┏━━
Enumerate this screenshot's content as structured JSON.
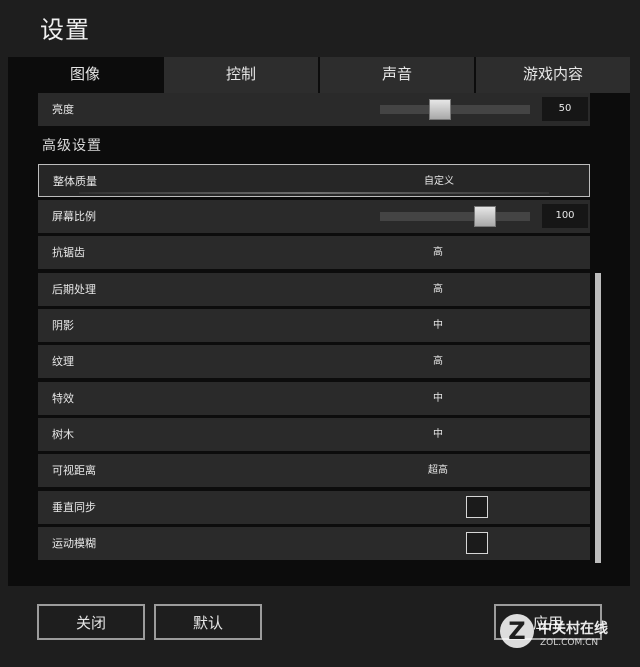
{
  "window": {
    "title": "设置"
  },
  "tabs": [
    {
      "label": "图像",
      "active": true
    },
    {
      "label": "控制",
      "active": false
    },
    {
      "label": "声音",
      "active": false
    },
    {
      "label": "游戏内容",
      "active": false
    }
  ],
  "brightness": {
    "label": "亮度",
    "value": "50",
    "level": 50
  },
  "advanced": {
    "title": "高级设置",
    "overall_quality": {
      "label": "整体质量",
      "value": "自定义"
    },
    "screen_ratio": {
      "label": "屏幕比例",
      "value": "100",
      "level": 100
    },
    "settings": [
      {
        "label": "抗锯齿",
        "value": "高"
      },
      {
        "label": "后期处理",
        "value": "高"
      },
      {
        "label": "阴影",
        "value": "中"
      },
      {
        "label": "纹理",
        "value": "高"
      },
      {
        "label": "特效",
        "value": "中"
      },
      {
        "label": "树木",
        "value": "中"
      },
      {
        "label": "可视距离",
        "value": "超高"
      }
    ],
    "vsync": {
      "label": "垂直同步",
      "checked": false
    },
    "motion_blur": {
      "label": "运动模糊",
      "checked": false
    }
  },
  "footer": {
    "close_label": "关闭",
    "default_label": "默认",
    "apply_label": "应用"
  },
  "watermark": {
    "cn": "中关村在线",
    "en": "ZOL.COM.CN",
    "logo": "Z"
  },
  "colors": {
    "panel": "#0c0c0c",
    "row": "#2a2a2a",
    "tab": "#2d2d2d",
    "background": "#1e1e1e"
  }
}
┗━━
## Your goal
Repeat the entries exactly. Pictures are excluded from the copy.

## Result
Enumerate this screenshot's content as structured JSON.
{
  "window": {
    "title": "设置"
  },
  "tabs": [
    {
      "label": "图像",
      "active": true
    },
    {
      "label": "控制",
      "active": false
    },
    {
      "label": "声音",
      "active": false
    },
    {
      "label": "游戏内容",
      "active": false
    }
  ],
  "brightness": {
    "label": "亮度",
    "value": "50",
    "level": 50
  },
  "advanced": {
    "title": "高级设置",
    "overall_quality": {
      "label": "整体质量",
      "value": "自定义"
    },
    "screen_ratio": {
      "label": "屏幕比例",
      "value": "100",
      "level": 100
    },
    "settings": [
      {
        "label": "抗锯齿",
        "value": "高"
      },
      {
        "label": "后期处理",
        "value": "高"
      },
      {
        "label": "阴影",
        "value": "中"
      },
      {
        "label": "纹理",
        "value": "高"
      },
      {
        "label": "特效",
        "value": "中"
      },
      {
        "label": "树木",
        "value": "中"
      },
      {
        "label": "可视距离",
        "value": "超高"
      }
    ],
    "vsync": {
      "label": "垂直同步",
      "checked": false
    },
    "motion_blur": {
      "label": "运动模糊",
      "checked": false
    }
  },
  "footer": {
    "close_label": "关闭",
    "default_label": "默认",
    "apply_label": "应用"
  },
  "watermark": {
    "cn": "中关村在线",
    "en": "ZOL.COM.CN",
    "logo": "Z"
  },
  "colors": {
    "panel": "#0c0c0c",
    "row": "#2a2a2a",
    "tab": "#2d2d2d",
    "background": "#1e1e1e"
  }
}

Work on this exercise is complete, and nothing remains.